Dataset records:
#####

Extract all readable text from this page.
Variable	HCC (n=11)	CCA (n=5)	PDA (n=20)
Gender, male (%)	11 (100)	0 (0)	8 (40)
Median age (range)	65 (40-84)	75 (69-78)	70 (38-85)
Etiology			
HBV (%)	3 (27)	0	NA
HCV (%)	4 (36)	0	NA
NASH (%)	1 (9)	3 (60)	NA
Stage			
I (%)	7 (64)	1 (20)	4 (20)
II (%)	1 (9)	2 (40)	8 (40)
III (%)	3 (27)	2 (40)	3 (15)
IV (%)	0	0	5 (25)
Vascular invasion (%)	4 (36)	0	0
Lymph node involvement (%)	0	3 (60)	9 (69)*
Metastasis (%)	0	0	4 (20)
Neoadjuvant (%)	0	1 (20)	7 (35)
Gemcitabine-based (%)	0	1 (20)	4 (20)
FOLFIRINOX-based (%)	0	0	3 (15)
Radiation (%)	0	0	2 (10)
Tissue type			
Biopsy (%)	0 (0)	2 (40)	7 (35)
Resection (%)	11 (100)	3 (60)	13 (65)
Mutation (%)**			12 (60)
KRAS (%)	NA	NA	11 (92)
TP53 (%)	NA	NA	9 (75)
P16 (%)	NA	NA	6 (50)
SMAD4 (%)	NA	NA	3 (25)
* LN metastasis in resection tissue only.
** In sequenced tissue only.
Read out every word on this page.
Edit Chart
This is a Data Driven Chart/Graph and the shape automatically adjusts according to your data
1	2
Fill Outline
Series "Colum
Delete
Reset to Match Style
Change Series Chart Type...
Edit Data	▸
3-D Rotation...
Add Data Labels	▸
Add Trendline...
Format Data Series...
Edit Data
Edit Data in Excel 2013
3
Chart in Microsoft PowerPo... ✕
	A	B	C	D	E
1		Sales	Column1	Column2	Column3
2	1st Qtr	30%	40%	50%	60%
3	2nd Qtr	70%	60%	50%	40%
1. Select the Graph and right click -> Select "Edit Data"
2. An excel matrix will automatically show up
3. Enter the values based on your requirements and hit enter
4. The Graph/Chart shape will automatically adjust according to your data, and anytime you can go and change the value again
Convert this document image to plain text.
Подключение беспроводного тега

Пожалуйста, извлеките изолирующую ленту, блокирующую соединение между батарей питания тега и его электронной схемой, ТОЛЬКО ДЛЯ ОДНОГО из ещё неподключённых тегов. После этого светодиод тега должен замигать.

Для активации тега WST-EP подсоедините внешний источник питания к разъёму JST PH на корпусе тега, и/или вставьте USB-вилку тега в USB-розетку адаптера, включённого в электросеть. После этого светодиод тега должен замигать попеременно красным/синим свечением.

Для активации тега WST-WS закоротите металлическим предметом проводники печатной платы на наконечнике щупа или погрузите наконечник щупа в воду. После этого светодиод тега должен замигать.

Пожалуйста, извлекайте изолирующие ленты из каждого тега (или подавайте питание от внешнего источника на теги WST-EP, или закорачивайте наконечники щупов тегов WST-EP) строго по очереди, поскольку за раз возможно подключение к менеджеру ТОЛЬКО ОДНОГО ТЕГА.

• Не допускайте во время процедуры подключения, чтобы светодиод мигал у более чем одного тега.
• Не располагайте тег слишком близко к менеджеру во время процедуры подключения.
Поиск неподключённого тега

#####

## Short problem
Please output every record, keeping each line exact.

## Result for this task
Extract all readable text from this page.
Variable	HCC (n=11)	CCA (n=5)	PDA (n=20)
Gender, male (%)	11 (100)	0 (0)	8 (40)
Median age (range)	65 (40-84)	75 (69-78)	70 (38-85)
Etiology			
HBV (%)	3 (27)	0	NA
HCV (%)	4 (36)	0	NA
NASH (%)	1 (9)	3 (60)	NA
Stage			
I (%)	7 (64)	1 (20)	4 (20)
II (%)	1 (9)	2 (40)	8 (40)
III (%)	3 (27)	2 (40)	3 (15)
IV (%)	0	0	5 (25)
Vascular invasion (%)	4 (36)	0	0
Lymph node involvement (%)	0	3 (60)	9 (69)*
Metastasis (%)	0	0	4 (20)
Neoadjuvant (%)	0	1 (20)	7 (35)
Gemcitabine-based (%)	0	1 (20)	4 (20)
FOLFIRINOX-based (%)	0	0	3 (15)
Radiation (%)	0	0	2 (10)
Tissue type			
Biopsy (%)	0 (0)	2 (40)	7 (35)
Resection (%)	11 (100)	3 (60)	13 (65)
Mutation (%)**			12 (60)
KRAS (%)	NA	NA	11 (92)
TP53 (%)	NA	NA	9 (75)
P16 (%)	NA	NA	6 (50)
SMAD4 (%)	NA	NA	3 (25)
* LN metastasis in resection tissue only.
** In sequenced tissue only.
Read out every word on this page.
Edit Chart
This is a Data Driven Chart/Graph and the shape automatically adjusts according to your data
1	2
Fill Outline
Series "Colum
Delete
Reset to Match Style
Change Series Chart Type...
Edit Data	▸
3-D Rotation...
Add Data Labels	▸
Add Trendline...
Format Data Series...
Edit Data
Edit Data in Excel 2013
3
Chart in Microsoft PowerPo... ✕
	A	B	C	D	E
1		Sales	Column1	Column2	Column3
2	1st Qtr	30%	40%	50%	60%
3	2nd Qtr	70%	60%	50%	40%
1. Select the Graph and right click -> Select "Edit Data"
2. An excel matrix will automatically show up
3. Enter the values based on your requirements and hit enter
4. The Graph/Chart shape will automatically adjust according to your data, and anytime you can go and change the value again
Convert this document image to plain text.
Подключение беспроводного тега

Пожалуйста, извлеките изолирующую ленту, блокирующую соединение между батарей питания тега и его электронной схемой, ТОЛЬКО ДЛЯ ОДНОГО из ещё неподключённых тегов. После этого светодиод тега должен замигать.

Для активации тега WST-EP подсоедините внешний источник питания к разъёму JST PH на корпусе тега, и/или вставьте USB-вилку тега в USB-розетку адаптера, включённого в электросеть. После этого светодиод тега должен замигать попеременно красным/синим свечением.

Для активации тега WST-WS закоротите металлическим предметом проводники печатной платы на наконечнике щупа или погрузите наконечник щупа в воду. После этого светодиод тега должен замигать.

Пожалуйста, извлекайте изолирующие ленты из каждого тега (или подавайте питание от внешнего источника на теги WST-EP, или закорачивайте наконечники щупов тегов WST-EP) строго по очереди, поскольку за раз возможно подключение к менеджеру ТОЛЬКО ОДНОГО ТЕГА.

• Не допускайте во время процедуры подключения, чтобы светодиод мигал у более чем одного тега.
• Не располагайте тег слишком близко к менеджеру во время процедуры подключения.
Поиск неподключённого тега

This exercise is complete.